■ Provided material:
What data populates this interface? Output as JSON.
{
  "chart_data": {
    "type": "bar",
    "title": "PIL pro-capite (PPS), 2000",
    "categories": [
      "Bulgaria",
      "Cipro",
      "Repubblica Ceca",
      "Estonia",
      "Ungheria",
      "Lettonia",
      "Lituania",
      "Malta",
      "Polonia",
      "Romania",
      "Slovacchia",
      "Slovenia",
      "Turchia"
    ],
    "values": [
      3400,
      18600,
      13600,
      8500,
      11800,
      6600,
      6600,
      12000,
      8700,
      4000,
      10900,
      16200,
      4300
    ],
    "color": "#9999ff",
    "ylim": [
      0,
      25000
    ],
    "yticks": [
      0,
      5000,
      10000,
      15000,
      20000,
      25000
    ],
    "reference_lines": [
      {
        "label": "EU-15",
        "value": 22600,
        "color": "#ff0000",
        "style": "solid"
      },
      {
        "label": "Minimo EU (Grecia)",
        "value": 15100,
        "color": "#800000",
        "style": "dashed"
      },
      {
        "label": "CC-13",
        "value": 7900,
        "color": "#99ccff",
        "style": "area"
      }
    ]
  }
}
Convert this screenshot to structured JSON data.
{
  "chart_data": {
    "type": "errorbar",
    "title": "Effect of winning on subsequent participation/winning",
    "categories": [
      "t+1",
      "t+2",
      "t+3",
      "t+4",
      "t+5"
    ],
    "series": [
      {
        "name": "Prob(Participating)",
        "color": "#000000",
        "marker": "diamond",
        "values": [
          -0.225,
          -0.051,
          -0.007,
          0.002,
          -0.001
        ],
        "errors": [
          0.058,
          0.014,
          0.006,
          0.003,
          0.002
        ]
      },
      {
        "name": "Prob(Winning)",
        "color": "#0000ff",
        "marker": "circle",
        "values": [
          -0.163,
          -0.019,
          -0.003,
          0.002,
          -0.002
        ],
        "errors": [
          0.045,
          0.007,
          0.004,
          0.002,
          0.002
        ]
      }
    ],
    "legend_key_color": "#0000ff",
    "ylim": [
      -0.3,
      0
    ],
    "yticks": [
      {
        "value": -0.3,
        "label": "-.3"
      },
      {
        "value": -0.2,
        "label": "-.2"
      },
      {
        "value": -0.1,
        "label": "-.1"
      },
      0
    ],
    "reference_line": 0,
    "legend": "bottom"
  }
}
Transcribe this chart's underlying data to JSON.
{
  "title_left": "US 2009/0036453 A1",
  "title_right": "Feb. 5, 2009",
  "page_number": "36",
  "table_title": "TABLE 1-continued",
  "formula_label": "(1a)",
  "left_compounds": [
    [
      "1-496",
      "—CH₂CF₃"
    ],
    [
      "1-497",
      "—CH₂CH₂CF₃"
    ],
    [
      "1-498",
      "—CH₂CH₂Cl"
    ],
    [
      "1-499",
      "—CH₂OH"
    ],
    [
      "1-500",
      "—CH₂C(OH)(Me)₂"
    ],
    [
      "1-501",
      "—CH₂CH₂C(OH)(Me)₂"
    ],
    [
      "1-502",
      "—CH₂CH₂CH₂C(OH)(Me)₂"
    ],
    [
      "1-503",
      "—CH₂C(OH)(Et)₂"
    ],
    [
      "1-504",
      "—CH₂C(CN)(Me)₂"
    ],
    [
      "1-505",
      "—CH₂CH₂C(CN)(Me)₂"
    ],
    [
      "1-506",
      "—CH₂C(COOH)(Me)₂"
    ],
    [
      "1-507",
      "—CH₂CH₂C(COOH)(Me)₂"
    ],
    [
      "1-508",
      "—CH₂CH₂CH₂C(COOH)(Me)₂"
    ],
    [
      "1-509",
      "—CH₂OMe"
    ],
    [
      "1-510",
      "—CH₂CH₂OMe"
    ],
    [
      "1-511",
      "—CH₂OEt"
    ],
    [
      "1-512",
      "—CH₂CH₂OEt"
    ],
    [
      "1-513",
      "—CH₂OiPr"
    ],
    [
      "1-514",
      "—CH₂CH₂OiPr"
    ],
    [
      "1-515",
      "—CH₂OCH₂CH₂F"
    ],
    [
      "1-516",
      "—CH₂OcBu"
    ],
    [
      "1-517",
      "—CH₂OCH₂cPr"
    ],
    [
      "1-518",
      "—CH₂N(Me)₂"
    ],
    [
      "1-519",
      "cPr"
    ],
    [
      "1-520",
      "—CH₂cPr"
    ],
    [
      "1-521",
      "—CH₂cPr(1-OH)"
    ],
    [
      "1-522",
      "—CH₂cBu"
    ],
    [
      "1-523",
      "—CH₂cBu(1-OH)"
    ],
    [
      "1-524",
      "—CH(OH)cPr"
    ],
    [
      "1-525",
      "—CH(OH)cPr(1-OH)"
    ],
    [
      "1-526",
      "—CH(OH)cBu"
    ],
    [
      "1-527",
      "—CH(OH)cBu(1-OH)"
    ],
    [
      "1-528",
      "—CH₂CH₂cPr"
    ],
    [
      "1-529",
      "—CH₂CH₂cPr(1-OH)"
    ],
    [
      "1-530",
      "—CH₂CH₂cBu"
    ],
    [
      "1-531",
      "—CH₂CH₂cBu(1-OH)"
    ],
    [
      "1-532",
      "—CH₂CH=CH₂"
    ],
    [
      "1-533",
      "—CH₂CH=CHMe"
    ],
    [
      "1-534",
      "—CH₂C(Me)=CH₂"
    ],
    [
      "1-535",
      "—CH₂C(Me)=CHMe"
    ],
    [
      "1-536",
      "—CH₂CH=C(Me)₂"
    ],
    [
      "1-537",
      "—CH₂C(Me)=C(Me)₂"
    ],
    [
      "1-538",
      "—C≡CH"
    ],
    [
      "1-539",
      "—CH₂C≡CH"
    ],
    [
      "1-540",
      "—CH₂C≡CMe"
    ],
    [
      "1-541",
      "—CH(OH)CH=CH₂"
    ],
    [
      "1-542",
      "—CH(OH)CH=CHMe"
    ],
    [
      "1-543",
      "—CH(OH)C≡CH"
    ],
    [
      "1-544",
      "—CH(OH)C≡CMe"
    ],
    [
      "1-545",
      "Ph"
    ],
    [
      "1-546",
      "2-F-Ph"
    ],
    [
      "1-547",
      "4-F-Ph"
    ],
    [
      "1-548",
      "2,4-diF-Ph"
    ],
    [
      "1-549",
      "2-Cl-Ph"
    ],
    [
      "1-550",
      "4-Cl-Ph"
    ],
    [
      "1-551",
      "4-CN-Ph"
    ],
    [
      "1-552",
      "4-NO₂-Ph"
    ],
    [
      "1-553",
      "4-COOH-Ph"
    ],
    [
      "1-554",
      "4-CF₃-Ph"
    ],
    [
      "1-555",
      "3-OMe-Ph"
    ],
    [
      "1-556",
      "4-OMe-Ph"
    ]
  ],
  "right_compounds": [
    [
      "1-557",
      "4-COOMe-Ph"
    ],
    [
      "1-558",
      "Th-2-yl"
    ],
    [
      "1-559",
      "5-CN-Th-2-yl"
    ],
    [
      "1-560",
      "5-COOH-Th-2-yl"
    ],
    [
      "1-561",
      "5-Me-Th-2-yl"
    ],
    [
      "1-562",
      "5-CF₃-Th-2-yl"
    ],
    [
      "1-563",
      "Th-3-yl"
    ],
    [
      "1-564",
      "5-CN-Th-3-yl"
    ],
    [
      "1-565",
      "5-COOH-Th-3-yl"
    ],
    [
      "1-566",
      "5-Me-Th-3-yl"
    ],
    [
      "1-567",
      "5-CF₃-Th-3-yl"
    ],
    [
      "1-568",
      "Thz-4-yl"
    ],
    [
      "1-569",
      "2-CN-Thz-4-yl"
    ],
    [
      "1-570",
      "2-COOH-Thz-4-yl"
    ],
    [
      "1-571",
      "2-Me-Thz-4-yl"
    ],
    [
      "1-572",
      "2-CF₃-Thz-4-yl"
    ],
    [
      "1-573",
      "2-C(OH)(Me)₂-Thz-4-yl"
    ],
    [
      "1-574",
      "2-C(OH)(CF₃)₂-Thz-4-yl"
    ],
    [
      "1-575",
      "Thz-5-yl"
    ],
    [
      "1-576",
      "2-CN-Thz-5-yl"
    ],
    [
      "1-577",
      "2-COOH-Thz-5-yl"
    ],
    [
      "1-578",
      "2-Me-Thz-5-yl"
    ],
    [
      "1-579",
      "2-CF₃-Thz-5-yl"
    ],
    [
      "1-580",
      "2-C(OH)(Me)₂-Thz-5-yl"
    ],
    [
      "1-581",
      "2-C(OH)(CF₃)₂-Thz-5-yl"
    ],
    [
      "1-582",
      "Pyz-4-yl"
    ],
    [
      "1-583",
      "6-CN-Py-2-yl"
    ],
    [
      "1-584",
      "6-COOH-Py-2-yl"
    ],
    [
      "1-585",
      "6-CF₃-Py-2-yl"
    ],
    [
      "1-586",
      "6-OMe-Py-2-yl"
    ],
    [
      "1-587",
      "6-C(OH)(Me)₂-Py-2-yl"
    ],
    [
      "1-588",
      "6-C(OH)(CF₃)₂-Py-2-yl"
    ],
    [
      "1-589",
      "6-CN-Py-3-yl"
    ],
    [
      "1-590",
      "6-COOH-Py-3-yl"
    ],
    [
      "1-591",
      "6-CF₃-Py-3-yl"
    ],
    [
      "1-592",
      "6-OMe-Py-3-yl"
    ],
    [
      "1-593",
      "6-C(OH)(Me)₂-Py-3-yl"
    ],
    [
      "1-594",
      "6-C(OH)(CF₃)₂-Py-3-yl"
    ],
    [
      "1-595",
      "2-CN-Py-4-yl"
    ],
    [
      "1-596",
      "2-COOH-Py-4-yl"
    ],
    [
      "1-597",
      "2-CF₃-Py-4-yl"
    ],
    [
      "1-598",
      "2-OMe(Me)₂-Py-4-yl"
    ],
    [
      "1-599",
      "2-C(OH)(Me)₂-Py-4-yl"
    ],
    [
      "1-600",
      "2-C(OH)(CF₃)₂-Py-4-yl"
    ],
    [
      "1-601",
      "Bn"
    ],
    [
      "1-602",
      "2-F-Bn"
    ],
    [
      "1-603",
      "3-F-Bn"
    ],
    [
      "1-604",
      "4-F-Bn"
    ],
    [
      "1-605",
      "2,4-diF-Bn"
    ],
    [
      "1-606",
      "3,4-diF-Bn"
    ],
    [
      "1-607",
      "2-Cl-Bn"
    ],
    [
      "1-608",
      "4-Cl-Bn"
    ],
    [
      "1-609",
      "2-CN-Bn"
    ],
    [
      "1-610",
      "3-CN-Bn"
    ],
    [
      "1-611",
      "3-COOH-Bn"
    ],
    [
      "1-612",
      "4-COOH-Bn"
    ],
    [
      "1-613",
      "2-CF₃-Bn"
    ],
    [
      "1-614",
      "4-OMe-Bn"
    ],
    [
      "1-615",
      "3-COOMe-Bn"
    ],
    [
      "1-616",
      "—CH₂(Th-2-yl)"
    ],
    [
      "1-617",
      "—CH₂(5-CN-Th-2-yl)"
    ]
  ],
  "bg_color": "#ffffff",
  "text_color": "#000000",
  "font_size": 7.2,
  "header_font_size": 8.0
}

■ Goal of the exercise: Compute the number of lines above that contain the string "name". Reply with that value only.

■ Finished answer: 2